### Records for the exercise:

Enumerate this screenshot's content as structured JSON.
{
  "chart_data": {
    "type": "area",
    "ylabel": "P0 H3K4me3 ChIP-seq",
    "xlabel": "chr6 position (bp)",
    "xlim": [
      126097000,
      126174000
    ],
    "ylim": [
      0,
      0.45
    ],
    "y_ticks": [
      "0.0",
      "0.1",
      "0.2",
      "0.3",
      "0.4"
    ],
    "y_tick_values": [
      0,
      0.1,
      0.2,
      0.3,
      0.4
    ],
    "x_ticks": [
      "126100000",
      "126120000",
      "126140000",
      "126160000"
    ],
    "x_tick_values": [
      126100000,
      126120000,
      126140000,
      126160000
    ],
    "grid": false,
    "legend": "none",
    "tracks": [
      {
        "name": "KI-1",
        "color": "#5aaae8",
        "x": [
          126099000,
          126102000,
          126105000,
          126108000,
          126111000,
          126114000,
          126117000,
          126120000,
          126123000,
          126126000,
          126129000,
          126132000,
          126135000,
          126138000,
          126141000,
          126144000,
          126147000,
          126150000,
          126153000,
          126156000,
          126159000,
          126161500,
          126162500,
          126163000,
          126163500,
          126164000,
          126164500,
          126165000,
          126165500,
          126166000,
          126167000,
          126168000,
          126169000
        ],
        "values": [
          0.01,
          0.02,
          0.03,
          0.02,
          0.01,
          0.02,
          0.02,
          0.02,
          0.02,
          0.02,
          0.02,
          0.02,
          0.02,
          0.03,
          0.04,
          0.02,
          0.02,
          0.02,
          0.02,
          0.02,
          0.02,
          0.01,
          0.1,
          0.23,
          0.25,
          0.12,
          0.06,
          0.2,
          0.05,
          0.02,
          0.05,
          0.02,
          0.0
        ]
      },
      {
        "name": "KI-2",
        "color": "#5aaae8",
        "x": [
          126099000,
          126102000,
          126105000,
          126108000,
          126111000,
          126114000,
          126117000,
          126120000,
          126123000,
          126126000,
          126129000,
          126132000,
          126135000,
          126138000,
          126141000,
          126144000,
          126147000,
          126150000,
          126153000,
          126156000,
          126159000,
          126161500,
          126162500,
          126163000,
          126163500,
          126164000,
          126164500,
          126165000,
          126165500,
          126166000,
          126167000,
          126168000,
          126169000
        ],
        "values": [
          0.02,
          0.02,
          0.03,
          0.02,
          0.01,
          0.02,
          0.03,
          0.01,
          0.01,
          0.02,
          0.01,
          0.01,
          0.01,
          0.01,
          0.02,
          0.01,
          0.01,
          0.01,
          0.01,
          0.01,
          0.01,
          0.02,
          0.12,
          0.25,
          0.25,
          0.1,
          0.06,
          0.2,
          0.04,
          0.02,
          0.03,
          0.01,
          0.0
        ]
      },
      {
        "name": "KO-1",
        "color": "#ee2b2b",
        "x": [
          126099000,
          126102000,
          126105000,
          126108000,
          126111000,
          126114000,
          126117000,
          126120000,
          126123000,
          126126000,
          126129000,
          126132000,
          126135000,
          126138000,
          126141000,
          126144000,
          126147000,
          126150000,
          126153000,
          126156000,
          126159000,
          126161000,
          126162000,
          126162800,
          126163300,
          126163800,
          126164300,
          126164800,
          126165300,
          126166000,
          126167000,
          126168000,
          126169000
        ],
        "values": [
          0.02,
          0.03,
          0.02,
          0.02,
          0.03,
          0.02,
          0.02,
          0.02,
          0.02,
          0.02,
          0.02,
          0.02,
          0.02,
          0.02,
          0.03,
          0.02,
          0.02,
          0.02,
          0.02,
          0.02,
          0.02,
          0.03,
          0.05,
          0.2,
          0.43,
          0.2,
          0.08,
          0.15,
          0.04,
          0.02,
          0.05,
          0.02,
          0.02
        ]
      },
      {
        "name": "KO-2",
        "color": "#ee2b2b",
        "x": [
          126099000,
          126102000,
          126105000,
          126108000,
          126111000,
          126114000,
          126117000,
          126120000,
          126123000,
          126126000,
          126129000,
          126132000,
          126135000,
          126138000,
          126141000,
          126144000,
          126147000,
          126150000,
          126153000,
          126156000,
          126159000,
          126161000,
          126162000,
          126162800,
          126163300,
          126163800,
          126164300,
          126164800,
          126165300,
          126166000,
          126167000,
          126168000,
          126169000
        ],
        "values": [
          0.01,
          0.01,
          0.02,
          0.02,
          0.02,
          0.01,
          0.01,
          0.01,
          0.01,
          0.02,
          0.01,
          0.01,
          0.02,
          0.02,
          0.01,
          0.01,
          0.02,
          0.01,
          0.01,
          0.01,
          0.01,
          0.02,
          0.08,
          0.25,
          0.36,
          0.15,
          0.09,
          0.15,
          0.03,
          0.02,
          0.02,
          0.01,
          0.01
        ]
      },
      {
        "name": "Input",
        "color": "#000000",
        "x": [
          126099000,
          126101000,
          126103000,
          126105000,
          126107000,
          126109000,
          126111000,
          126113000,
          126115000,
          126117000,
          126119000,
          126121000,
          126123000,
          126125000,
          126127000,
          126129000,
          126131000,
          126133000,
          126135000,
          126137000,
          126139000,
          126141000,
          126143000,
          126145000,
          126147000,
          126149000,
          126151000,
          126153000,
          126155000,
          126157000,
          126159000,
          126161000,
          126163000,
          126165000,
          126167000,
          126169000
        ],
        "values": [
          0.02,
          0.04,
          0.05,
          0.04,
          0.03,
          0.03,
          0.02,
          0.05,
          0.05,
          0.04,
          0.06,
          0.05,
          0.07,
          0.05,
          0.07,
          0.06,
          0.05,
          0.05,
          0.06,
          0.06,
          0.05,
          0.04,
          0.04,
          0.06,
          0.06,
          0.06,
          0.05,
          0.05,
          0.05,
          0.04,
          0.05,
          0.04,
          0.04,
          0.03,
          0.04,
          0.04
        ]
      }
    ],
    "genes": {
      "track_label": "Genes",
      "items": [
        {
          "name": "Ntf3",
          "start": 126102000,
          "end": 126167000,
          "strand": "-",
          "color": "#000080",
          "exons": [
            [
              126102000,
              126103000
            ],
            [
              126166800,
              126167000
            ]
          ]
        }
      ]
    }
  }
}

### Task description:
Generate a verbatim printout of all the entries.

### Written answer:
Enumerate this screenshot's content as structured JSON.
{
  "chart_data": {
    "type": "area",
    "ylabel": "P0 H3K4me3 ChIP-seq",
    "xlabel": "chr6 position (bp)",
    "xlim": [
      126097000,
      126174000
    ],
    "ylim": [
      0,
      0.45
    ],
    "y_ticks": [
      "0.0",
      "0.1",
      "0.2",
      "0.3",
      "0.4"
    ],
    "y_tick_values": [
      0,
      0.1,
      0.2,
      0.3,
      0.4
    ],
    "x_ticks": [
      "126100000",
      "126120000",
      "126140000",
      "126160000"
    ],
    "x_tick_values": [
      126100000,
      126120000,
      126140000,
      126160000
    ],
    "grid": false,
    "legend": "none",
    "tracks": [
      {
        "name": "KI-1",
        "color": "#5aaae8",
        "x": [
          126099000,
          126102000,
          126105000,
          126108000,
          126111000,
          126114000,
          126117000,
          126120000,
          126123000,
          126126000,
          126129000,
          126132000,
          126135000,
          126138000,
          126141000,
          126144000,
          126147000,
          126150000,
          126153000,
          126156000,
          126159000,
          126161500,
          126162500,
          126163000,
          126163500,
          126164000,
          126164500,
          126165000,
          126165500,
          126166000,
          126167000,
          126168000,
          126169000
        ],
        "values": [
          0.01,
          0.02,
          0.03,
          0.02,
          0.01,
          0.02,
          0.02,
          0.02,
          0.02,
          0.02,
          0.02,
          0.02,
          0.02,
          0.03,
          0.04,
          0.02,
          0.02,
          0.02,
          0.02,
          0.02,
          0.02,
          0.01,
          0.1,
          0.23,
          0.25,
          0.12,
          0.06,
          0.2,
          0.05,
          0.02,
          0.05,
          0.02,
          0.0
        ]
      },
      {
        "name": "KI-2",
        "color": "#5aaae8",
        "x": [
          126099000,
          126102000,
          126105000,
          126108000,
          126111000,
          126114000,
          126117000,
          126120000,
          126123000,
          126126000,
          126129000,
          126132000,
          126135000,
          126138000,
          126141000,
          126144000,
          126147000,
          126150000,
          126153000,
          126156000,
          126159000,
          126161500,
          126162500,
          126163000,
          126163500,
          126164000,
          126164500,
          126165000,
          126165500,
          126166000,
          126167000,
          126168000,
          126169000
        ],
        "values": [
          0.02,
          0.02,
          0.03,
          0.02,
          0.01,
          0.02,
          0.03,
          0.01,
          0.01,
          0.02,
          0.01,
          0.01,
          0.01,
          0.01,
          0.02,
          0.01,
          0.01,
          0.01,
          0.01,
          0.01,
          0.01,
          0.02,
          0.12,
          0.25,
          0.25,
          0.1,
          0.06,
          0.2,
          0.04,
          0.02,
          0.03,
          0.01,
          0.0
        ]
      },
      {
        "name": "KO-1",
        "color": "#ee2b2b",
        "x": [
          126099000,
          126102000,
          126105000,
          126108000,
          126111000,
          126114000,
          126117000,
          126120000,
          126123000,
          126126000,
          126129000,
          126132000,
          126135000,
          126138000,
          126141000,
          126144000,
          126147000,
          126150000,
          126153000,
          126156000,
          126159000,
          126161000,
          126162000,
          126162800,
          126163300,
          126163800,
          126164300,
          126164800,
          126165300,
          126166000,
          126167000,
          126168000,
          126169000
        ],
        "values": [
          0.02,
          0.03,
          0.02,
          0.02,
          0.03,
          0.02,
          0.02,
          0.02,
          0.02,
          0.02,
          0.02,
          0.02,
          0.02,
          0.02,
          0.03,
          0.02,
          0.02,
          0.02,
          0.02,
          0.02,
          0.02,
          0.03,
          0.05,
          0.2,
          0.43,
          0.2,
          0.08,
          0.15,
          0.04,
          0.02,
          0.05,
          0.02,
          0.02
        ]
      },
      {
        "name": "KO-2",
        "color": "#ee2b2b",
        "x": [
          126099000,
          126102000,
          126105000,
          126108000,
          126111000,
          126114000,
          126117000,
          126120000,
          126123000,
          126126000,
          126129000,
          126132000,
          126135000,
          126138000,
          126141000,
          126144000,
          126147000,
          126150000,
          126153000,
          126156000,
          126159000,
          126161000,
          126162000,
          126162800,
          126163300,
          126163800,
          126164300,
          126164800,
          126165300,
          126166000,
          126167000,
          126168000,
          126169000
        ],
        "values": [
          0.01,
          0.01,
          0.02,
          0.02,
          0.02,
          0.01,
          0.01,
          0.01,
          0.01,
          0.02,
          0.01,
          0.01,
          0.02,
          0.02,
          0.01,
          0.01,
          0.02,
          0.01,
          0.01,
          0.01,
          0.01,
          0.02,
          0.08,
          0.25,
          0.36,
          0.15,
          0.09,
          0.15,
          0.03,
          0.02,
          0.02,
          0.01,
          0.01
        ]
      },
      {
        "name": "Input",
        "color": "#000000",
        "x": [
          126099000,
          126101000,
          126103000,
          126105000,
          126107000,
          126109000,
          126111000,
          126113000,
          126115000,
          126117000,
          126119000,
          126121000,
          126123000,
          126125000,
          126127000,
          126129000,
          126131000,
          126133000,
          126135000,
          126137000,
          126139000,
          126141000,
          126143000,
          126145000,
          126147000,
          126149000,
          126151000,
          126153000,
          126155000,
          126157000,
          126159000,
          126161000,
          126163000,
          126165000,
          126167000,
          126169000
        ],
        "values": [
          0.02,
          0.04,
          0.05,
          0.04,
          0.03,
          0.03,
          0.02,
          0.05,
          0.05,
          0.04,
          0.06,
          0.05,
          0.07,
          0.05,
          0.07,
          0.06,
          0.05,
          0.05,
          0.06,
          0.06,
          0.05,
          0.04,
          0.04,
          0.06,
          0.06,
          0.06,
          0.05,
          0.05,
          0.05,
          0.04,
          0.05,
          0.04,
          0.04,
          0.03,
          0.04,
          0.04
        ]
      }
    ],
    "genes": {
      "track_label": "Genes",
      "items": [
        {
          "name": "Ntf3",
          "start": 126102000,
          "end": 126167000,
          "strand": "-",
          "color": "#000080",
          "exons": [
            [
              126102000,
              126103000
            ],
            [
              126166800,
              126167000
            ]
          ]
        }
      ]
    }
  }
}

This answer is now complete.